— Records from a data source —
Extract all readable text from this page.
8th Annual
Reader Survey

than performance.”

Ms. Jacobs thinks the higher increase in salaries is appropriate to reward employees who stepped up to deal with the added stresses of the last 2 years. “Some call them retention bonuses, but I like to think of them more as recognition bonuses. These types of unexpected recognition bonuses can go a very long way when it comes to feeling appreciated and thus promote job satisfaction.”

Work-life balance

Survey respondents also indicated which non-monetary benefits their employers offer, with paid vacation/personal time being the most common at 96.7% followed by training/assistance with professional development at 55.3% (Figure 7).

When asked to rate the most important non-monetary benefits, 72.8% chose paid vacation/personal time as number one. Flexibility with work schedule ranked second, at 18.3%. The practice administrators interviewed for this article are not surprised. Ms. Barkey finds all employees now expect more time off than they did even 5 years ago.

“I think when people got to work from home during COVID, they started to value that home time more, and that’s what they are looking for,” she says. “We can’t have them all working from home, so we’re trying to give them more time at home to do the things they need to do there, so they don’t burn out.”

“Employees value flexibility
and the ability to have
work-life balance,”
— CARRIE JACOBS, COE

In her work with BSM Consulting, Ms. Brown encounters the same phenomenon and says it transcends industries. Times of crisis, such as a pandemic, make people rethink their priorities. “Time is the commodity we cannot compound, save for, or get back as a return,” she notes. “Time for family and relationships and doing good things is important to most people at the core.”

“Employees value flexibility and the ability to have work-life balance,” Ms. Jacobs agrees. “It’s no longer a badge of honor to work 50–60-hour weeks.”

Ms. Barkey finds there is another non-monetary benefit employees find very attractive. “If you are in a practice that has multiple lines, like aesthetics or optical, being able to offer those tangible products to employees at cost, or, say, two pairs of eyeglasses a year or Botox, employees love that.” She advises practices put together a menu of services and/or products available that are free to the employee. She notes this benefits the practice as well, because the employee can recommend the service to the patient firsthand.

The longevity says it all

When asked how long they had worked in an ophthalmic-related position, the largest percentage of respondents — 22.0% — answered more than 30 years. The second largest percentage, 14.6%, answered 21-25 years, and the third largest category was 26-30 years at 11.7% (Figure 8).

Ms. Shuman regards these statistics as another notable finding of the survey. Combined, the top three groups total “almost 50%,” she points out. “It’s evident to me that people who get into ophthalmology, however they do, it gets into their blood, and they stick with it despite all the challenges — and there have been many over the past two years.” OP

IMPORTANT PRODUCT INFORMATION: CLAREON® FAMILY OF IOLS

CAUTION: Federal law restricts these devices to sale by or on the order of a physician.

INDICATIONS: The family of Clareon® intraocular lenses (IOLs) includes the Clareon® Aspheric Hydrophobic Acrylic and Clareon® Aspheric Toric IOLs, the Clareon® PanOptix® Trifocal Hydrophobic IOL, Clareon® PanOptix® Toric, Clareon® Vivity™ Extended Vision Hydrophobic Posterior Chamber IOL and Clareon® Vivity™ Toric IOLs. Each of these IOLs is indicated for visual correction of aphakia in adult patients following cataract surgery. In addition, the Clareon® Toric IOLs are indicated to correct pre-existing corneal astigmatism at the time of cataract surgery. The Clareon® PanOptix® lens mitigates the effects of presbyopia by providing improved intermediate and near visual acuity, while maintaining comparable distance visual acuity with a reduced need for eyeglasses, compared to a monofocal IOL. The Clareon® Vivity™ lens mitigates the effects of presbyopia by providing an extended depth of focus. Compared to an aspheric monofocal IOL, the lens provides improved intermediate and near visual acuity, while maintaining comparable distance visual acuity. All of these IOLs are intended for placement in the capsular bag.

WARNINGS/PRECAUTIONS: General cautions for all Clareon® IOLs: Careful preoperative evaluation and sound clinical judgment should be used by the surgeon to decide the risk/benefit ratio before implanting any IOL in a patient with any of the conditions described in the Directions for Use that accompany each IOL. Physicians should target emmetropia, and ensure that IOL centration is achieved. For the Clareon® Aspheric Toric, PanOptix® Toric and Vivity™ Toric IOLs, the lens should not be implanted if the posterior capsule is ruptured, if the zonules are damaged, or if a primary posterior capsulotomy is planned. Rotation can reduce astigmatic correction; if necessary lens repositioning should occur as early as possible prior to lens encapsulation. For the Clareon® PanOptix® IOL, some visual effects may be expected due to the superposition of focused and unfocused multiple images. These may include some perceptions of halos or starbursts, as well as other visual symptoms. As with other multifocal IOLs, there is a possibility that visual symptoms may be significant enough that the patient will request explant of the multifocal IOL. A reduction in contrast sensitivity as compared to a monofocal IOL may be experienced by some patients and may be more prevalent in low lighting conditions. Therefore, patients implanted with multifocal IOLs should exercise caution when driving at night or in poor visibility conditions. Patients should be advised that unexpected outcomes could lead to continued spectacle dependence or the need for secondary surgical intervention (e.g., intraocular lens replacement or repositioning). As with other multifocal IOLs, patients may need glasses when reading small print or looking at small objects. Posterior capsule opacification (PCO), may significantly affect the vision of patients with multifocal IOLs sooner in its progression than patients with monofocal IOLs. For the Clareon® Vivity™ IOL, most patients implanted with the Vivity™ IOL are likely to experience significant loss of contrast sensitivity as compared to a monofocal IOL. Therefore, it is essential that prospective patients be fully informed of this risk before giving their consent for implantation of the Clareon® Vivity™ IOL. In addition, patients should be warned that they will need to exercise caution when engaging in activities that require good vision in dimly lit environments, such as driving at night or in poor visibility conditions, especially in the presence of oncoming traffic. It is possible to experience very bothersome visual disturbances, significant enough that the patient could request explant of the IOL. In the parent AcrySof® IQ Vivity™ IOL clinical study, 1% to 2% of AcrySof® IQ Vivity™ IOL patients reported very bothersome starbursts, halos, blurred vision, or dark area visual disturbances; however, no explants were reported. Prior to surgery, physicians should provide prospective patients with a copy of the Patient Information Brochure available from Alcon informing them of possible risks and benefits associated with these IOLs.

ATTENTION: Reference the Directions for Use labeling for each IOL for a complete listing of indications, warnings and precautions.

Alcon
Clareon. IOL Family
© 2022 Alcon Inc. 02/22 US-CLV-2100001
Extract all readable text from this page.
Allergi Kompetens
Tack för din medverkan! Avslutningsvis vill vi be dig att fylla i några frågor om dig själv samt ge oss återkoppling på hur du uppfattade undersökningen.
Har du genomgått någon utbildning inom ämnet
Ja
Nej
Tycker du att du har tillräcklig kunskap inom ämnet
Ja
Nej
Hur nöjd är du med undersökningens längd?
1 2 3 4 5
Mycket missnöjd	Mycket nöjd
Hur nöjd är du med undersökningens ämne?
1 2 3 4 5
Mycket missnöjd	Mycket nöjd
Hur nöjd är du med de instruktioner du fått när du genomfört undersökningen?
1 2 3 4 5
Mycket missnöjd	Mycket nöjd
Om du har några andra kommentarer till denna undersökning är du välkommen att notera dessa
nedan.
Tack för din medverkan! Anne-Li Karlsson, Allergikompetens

— What needs to be done —
From the entries above, copy every line that holds the word "Figure".

— Worked solution —
Survey respondents also indicated which non-monetary benefits their employers offer, with paid vacation/personal time being the most common at 96.7% followed by training/assistance with professional development at 55.3% (Figure 7).
When asked how long they had worked in an ophthalmic-related position, the largest percentage of respondents — 22.0% — answered more than 30 years. The second largest percentage, 14.6%, answered 21-25 years, and the third largest category was 26-30 years at 11.7% (Figure 8).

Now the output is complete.